== EXERCISE TASK ==
Copy out all the lines where "接受媒体采访" shows up.
○ ○ ○ ○ ○ ○ ○
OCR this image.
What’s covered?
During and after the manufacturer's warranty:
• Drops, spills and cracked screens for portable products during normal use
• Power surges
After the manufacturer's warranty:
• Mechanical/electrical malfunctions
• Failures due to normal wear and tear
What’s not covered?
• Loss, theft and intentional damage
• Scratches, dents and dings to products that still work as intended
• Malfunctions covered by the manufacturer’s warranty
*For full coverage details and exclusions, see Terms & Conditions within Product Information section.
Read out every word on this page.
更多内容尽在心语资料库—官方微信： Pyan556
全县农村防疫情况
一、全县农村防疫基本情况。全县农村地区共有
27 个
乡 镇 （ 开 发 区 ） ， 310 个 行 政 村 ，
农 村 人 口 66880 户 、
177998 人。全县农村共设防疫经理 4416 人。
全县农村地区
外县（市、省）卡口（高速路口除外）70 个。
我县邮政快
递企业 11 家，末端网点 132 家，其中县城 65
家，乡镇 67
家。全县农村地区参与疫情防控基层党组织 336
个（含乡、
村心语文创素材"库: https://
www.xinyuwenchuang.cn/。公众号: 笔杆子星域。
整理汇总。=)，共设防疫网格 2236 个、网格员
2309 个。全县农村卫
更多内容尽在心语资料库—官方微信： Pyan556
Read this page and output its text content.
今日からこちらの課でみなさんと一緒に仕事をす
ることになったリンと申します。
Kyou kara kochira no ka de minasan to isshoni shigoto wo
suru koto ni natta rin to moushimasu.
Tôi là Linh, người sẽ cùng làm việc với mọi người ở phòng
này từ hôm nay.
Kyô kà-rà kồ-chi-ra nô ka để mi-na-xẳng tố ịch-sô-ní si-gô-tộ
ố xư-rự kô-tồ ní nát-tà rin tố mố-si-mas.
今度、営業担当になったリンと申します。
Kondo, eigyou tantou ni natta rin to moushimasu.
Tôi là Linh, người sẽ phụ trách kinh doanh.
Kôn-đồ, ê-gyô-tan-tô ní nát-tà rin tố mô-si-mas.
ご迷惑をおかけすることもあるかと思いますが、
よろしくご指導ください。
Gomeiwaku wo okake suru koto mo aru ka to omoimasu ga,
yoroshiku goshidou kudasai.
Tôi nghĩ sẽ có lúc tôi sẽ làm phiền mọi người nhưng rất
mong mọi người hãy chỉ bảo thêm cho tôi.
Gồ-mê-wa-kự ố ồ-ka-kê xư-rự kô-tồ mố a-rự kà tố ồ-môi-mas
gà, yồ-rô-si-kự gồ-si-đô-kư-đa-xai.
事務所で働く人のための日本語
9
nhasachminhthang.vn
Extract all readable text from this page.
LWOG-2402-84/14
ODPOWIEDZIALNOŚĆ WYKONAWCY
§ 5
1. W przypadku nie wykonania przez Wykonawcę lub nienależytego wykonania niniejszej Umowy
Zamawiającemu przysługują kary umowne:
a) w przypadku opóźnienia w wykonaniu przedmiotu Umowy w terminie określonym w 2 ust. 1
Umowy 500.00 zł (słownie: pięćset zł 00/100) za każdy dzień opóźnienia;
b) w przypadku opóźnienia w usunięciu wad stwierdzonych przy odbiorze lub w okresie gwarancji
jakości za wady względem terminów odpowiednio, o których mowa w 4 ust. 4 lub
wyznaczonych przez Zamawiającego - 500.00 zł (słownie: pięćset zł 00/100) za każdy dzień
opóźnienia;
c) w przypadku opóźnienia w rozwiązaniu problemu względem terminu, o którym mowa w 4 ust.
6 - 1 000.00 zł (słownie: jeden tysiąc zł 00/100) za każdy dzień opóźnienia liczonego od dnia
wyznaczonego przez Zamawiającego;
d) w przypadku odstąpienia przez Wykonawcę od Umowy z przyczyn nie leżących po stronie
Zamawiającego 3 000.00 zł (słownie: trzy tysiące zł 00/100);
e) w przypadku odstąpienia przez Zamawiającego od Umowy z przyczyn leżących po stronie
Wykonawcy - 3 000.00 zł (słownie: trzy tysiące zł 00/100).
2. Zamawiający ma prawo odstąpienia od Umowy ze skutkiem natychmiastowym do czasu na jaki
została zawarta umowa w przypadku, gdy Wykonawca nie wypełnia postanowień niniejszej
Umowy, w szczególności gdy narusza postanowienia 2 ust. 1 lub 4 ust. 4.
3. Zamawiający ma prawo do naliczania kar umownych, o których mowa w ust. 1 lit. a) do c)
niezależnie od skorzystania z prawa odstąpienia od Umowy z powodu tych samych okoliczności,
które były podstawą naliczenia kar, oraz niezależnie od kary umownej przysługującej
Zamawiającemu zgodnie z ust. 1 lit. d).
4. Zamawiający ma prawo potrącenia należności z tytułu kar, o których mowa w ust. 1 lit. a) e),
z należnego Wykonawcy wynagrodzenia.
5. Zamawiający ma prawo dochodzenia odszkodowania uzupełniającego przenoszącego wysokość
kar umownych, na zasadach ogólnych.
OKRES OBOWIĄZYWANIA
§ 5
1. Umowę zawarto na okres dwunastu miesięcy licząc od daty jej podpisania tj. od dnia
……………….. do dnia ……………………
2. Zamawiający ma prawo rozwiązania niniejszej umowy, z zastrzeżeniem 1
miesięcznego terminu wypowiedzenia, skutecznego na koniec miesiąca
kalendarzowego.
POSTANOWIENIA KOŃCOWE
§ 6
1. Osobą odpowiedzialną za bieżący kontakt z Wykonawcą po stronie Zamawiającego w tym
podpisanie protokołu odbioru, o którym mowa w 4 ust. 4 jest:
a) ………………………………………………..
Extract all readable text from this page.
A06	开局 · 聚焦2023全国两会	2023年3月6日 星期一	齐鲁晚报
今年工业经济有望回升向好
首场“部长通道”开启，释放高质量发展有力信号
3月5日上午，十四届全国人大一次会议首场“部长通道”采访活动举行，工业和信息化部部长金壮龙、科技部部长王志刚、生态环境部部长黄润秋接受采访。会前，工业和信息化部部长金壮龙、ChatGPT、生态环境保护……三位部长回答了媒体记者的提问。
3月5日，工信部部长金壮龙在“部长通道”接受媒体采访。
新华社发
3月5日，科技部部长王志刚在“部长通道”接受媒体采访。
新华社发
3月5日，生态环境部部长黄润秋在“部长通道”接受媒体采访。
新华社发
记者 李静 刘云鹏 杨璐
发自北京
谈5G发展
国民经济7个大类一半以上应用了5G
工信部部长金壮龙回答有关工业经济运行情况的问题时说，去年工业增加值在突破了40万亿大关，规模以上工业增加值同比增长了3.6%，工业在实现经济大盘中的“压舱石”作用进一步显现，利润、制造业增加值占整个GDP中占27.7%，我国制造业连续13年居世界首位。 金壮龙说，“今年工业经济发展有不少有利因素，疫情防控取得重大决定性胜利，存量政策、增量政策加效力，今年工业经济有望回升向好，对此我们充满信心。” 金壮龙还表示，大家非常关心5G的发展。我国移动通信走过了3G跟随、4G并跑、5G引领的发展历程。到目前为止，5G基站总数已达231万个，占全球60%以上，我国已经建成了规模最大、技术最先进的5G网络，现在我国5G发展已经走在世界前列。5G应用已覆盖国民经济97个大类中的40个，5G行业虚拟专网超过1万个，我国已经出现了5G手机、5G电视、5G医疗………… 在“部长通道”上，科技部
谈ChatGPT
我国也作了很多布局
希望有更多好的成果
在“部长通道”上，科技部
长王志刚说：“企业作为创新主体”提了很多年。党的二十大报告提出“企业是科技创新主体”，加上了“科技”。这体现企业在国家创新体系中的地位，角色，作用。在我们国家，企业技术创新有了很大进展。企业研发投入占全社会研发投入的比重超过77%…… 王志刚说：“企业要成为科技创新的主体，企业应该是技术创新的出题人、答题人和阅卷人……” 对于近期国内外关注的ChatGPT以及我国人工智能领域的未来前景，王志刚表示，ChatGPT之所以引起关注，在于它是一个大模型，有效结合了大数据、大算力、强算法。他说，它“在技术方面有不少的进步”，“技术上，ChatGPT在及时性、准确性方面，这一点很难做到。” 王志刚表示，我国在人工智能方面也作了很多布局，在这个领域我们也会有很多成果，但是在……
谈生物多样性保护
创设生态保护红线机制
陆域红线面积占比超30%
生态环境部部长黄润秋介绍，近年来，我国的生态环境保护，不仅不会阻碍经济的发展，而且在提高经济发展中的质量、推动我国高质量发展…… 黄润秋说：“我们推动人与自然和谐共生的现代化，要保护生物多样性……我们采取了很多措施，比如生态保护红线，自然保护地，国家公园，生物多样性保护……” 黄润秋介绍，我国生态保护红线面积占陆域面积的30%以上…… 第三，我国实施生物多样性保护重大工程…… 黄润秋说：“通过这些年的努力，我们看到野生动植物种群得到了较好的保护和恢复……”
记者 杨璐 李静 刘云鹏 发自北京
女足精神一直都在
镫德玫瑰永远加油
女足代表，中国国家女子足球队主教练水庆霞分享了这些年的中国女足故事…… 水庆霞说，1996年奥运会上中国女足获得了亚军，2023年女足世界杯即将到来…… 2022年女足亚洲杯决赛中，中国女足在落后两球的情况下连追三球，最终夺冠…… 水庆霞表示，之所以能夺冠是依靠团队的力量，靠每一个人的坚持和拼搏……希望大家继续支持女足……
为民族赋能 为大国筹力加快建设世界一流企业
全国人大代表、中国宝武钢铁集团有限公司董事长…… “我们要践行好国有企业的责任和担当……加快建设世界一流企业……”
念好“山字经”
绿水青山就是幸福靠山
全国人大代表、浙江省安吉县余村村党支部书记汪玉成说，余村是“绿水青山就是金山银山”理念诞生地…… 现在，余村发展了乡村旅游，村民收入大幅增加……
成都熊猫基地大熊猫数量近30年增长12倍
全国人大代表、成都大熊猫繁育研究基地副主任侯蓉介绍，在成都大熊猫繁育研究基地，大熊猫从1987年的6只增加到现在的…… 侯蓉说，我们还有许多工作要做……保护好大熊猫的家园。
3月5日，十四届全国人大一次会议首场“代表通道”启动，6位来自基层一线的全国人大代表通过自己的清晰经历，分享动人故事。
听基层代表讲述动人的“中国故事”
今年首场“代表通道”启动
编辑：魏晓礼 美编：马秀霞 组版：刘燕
○ ○ ○ ○ ○ ○ ○
== TASK ANSWER ==
3月5日，工信部部长金壮龙在“部长通道”接受媒体采访。
3月5日，科技部部长王志刚在“部长通道”接受媒体采访。
3月5日，生态环境部部长黄润秋在“部长通道”接受媒体采访。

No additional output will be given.